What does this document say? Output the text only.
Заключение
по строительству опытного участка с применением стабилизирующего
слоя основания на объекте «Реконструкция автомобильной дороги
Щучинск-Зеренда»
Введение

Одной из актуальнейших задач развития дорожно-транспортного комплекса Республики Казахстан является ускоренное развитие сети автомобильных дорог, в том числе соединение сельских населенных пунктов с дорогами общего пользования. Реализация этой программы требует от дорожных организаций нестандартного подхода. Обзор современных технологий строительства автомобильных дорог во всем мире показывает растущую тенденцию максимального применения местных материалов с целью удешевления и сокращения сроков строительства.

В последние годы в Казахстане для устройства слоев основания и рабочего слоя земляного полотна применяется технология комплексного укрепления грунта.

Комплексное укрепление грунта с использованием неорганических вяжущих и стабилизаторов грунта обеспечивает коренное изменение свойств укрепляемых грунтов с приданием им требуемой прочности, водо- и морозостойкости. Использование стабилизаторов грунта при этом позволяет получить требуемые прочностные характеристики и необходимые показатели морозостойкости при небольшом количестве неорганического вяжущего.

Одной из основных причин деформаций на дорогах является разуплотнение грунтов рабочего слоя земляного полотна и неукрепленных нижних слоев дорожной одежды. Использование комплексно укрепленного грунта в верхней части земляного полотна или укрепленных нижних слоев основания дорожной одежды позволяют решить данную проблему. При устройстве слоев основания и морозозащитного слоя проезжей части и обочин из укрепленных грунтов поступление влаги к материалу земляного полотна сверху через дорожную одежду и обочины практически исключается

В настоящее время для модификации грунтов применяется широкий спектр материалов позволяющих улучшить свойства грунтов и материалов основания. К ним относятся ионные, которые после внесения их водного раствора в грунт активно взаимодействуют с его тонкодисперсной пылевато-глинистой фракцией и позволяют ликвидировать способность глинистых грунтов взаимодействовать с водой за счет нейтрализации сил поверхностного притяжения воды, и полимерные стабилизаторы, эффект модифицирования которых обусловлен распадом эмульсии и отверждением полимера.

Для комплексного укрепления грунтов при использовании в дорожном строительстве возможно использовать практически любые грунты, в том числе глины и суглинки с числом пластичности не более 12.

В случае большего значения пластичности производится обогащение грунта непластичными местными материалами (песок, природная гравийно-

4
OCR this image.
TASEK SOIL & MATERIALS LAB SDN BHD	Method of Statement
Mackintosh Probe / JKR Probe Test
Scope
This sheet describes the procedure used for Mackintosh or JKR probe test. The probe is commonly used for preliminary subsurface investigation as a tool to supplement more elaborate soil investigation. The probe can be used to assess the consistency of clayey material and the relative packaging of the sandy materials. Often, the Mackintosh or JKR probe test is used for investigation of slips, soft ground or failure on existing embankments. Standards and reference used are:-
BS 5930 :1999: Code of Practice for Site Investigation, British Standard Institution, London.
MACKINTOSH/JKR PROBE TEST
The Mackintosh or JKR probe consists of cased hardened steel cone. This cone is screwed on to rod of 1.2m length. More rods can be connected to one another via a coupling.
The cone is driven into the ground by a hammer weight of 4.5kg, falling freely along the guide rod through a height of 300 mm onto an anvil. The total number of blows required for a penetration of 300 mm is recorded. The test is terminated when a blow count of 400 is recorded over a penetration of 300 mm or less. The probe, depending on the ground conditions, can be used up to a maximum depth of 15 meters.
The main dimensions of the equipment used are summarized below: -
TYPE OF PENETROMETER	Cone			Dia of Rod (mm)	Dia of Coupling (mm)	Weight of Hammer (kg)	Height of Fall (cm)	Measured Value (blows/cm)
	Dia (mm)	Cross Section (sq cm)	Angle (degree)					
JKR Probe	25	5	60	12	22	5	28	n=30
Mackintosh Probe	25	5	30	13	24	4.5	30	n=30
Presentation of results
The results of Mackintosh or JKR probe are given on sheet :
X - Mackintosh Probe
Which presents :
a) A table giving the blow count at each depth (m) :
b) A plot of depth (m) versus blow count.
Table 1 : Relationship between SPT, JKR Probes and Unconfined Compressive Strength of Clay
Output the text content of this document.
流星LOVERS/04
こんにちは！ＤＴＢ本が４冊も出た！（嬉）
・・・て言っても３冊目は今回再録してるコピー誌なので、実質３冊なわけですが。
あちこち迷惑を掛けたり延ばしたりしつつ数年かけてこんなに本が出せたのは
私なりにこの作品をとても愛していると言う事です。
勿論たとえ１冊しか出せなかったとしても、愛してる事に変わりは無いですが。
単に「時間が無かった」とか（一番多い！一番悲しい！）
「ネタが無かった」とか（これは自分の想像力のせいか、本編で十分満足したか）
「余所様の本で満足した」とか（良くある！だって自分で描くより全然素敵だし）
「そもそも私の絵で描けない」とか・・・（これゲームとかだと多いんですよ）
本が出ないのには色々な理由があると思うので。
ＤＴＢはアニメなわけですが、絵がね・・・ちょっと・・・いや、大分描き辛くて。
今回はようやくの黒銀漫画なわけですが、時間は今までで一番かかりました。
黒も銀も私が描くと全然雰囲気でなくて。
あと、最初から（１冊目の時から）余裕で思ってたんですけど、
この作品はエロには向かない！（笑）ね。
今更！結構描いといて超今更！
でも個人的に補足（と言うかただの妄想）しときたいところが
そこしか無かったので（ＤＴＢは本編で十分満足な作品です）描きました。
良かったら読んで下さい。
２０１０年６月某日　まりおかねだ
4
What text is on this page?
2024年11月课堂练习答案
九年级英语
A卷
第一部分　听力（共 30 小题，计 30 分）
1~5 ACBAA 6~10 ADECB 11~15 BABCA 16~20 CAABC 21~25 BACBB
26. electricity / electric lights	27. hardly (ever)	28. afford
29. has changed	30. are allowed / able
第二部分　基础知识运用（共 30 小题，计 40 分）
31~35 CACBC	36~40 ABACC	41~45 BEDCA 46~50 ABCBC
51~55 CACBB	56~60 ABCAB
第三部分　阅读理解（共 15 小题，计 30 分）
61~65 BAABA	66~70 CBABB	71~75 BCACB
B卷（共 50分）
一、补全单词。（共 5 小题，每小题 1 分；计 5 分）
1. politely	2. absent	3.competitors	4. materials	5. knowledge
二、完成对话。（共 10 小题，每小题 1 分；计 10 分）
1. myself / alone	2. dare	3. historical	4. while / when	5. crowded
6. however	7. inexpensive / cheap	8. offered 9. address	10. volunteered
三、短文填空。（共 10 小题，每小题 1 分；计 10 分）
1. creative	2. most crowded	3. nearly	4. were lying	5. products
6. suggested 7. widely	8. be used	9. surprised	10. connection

▶ **Task prompt**
Reproduce the records in full, exactly as written.

▶ **Task answer**
What does this document say? Output the text only.
Заключение
по строительству опытного участка с применением стабилизирующего
слоя основания на объекте «Реконструкция автомобильной дороги
Щучинск-Зеренда»
Введение

Одной из актуальнейших задач развития дорожно-транспортного комплекса Республики Казахстан является ускоренное развитие сети автомобильных дорог, в том числе соединение сельских населенных пунктов с дорогами общего пользования. Реализация этой программы требует от дорожных организаций нестандартного подхода. Обзор современных технологий строительства автомобильных дорог во всем мире показывает растущую тенденцию максимального применения местных материалов с целью удешевления и сокращения сроков строительства.

В последние годы в Казахстане для устройства слоев основания и рабочего слоя земляного полотна применяется технология комплексного укрепления грунта.

Комплексное укрепление грунта с использованием неорганических вяжущих и стабилизаторов грунта обеспечивает коренное изменение свойств укрепляемых грунтов с приданием им требуемой прочности, водо- и морозостойкости. Использование стабилизаторов грунта при этом позволяет получить требуемые прочностные характеристики и необходимые показатели морозостойкости при небольшом количестве неорганического вяжущего.

Одной из основных причин деформаций на дорогах является разуплотнение грунтов рабочего слоя земляного полотна и неукрепленных нижних слоев дорожной одежды. Использование комплексно укрепленного грунта в верхней части земляного полотна или укрепленных нижних слоев основания дорожной одежды позволяют решить данную проблему. При устройстве слоев основания и морозозащитного слоя проезжей части и обочин из укрепленных грунтов поступление влаги к материалу земляного полотна сверху через дорожную одежду и обочины практически исключается

В настоящее время для модификации грунтов применяется широкий спектр материалов позволяющих улучшить свойства грунтов и материалов основания. К ним относятся ионные, которые после внесения их водного раствора в грунт активно взаимодействуют с его тонкодисперсной пылевато-глинистой фракцией и позволяют ликвидировать способность глинистых грунтов взаимодействовать с водой за счет нейтрализации сил поверхностного притяжения воды, и полимерные стабилизаторы, эффект модифицирования которых обусловлен распадом эмульсии и отверждением полимера.

Для комплексного укрепления грунтов при использовании в дорожном строительстве возможно использовать практически любые грунты, в том числе глины и суглинки с числом пластичности не более 12.

В случае большего значения пластичности производится обогащение грунта непластичными местными материалами (песок, природная гравийно-

4
OCR this image.
TASEK SOIL & MATERIALS LAB SDN BHD	Method of Statement
Mackintosh Probe / JKR Probe Test
Scope
This sheet describes the procedure used for Mackintosh or JKR probe test. The probe is commonly used for preliminary subsurface investigation as a tool to supplement more elaborate soil investigation. The probe can be used to assess the consistency of clayey material and the relative packaging of the sandy materials. Often, the Mackintosh or JKR probe test is used for investigation of slips, soft ground or failure on existing embankments. Standards and reference used are:-
BS 5930 :1999: Code of Practice for Site Investigation, British Standard Institution, London.
MACKINTOSH/JKR PROBE TEST
The Mackintosh or JKR probe consists of cased hardened steel cone. This cone is screwed on to rod of 1.2m length. More rods can be connected to one another via a coupling.
The cone is driven into the ground by a hammer weight of 4.5kg, falling freely along the guide rod through a height of 300 mm onto an anvil. The total number of blows required for a penetration of 300 mm is recorded. The test is terminated when a blow count of 400 is recorded over a penetration of 300 mm or less. The probe, depending on the ground conditions, can be used up to a maximum depth of 15 meters.
The main dimensions of the equipment used are summarized below: -
TYPE OF PENETROMETER	Cone			Dia of Rod (mm)	Dia of Coupling (mm)	Weight of Hammer (kg)	Height of Fall (cm)	Measured Value (blows/cm)
	Dia (mm)	Cross Section (sq cm)	Angle (degree)					
JKR Probe	25	5	60	12	22	5	28	n=30
Mackintosh Probe	25	5	30	13	24	4.5	30	n=30
Presentation of results
The results of Mackintosh or JKR probe are given on sheet :
X - Mackintosh Probe
Which presents :
a) A table giving the blow count at each depth (m) :
b) A plot of depth (m) versus blow count.
Table 1 : Relationship between SPT, JKR Probes and Unconfined Compressive Strength of Clay
Output the text content of this document.
流星LOVERS/04
こんにちは！ＤＴＢ本が４冊も出た！（嬉）
・・・て言っても３冊目は今回再録してるコピー誌なので、実質３冊なわけですが。
あちこち迷惑を掛けたり延ばしたりしつつ数年かけてこんなに本が出せたのは
私なりにこの作品をとても愛していると言う事です。
勿論たとえ１冊しか出せなかったとしても、愛してる事に変わりは無いですが。
単に「時間が無かった」とか（一番多い！一番悲しい！）
「ネタが無かった」とか（これは自分の想像力のせいか、本編で十分満足したか）
「余所様の本で満足した」とか（良くある！だって自分で描くより全然素敵だし）
「そもそも私の絵で描けない」とか・・・（これゲームとかだと多いんですよ）
本が出ないのには色々な理由があると思うので。
ＤＴＢはアニメなわけですが、絵がね・・・ちょっと・・・いや、大分描き辛くて。
今回はようやくの黒銀漫画なわけですが、時間は今までで一番かかりました。
黒も銀も私が描くと全然雰囲気でなくて。
あと、最初から（１冊目の時から）余裕で思ってたんですけど、
この作品はエロには向かない！（笑）ね。
今更！結構描いといて超今更！
でも個人的に補足（と言うかただの妄想）しときたいところが
そこしか無かったので（ＤＴＢは本編で十分満足な作品です）描きました。
良かったら読んで下さい。
２０１０年６月某日　まりおかねだ
4
What text is on this page?
2024年11月课堂练习答案
九年级英语
A卷
第一部分　听力（共 30 小题，计 30 分）
1~5 ACBAA 6~10 ADECB 11~15 BABCA 16~20 CAABC 21~25 BACBB
26. electricity / electric lights	27. hardly (ever)	28. afford
29. has changed	30. are allowed / able
第二部分　基础知识运用（共 30 小题，计 40 分）
31~35 CACBC	36~40 ABACC	41~45 BEDCA 46~50 ABCBC
51~55 CACBB	56~60 ABCAB
第三部分　阅读理解（共 15 小题，计 30 分）
61~65 BAABA	66~70 CBABB	71~75 BCACB
B卷（共 50分）
一、补全单词。（共 5 小题，每小题 1 分；计 5 分）
1. politely	2. absent	3.competitors	4. materials	5. knowledge
二、完成对话。（共 10 小题，每小题 1 分；计 10 分）
1. myself / alone	2. dare	3. historical	4. while / when	5. crowded
6. however	7. inexpensive / cheap	8. offered 9. address	10. volunteered
三、短文填空。（共 10 小题，每小题 1 分；计 10 分）
1. creative	2. most crowded	3. nearly	4. were lying	5. products
6. suggested 7. widely	8. be used	9. surprised	10. connection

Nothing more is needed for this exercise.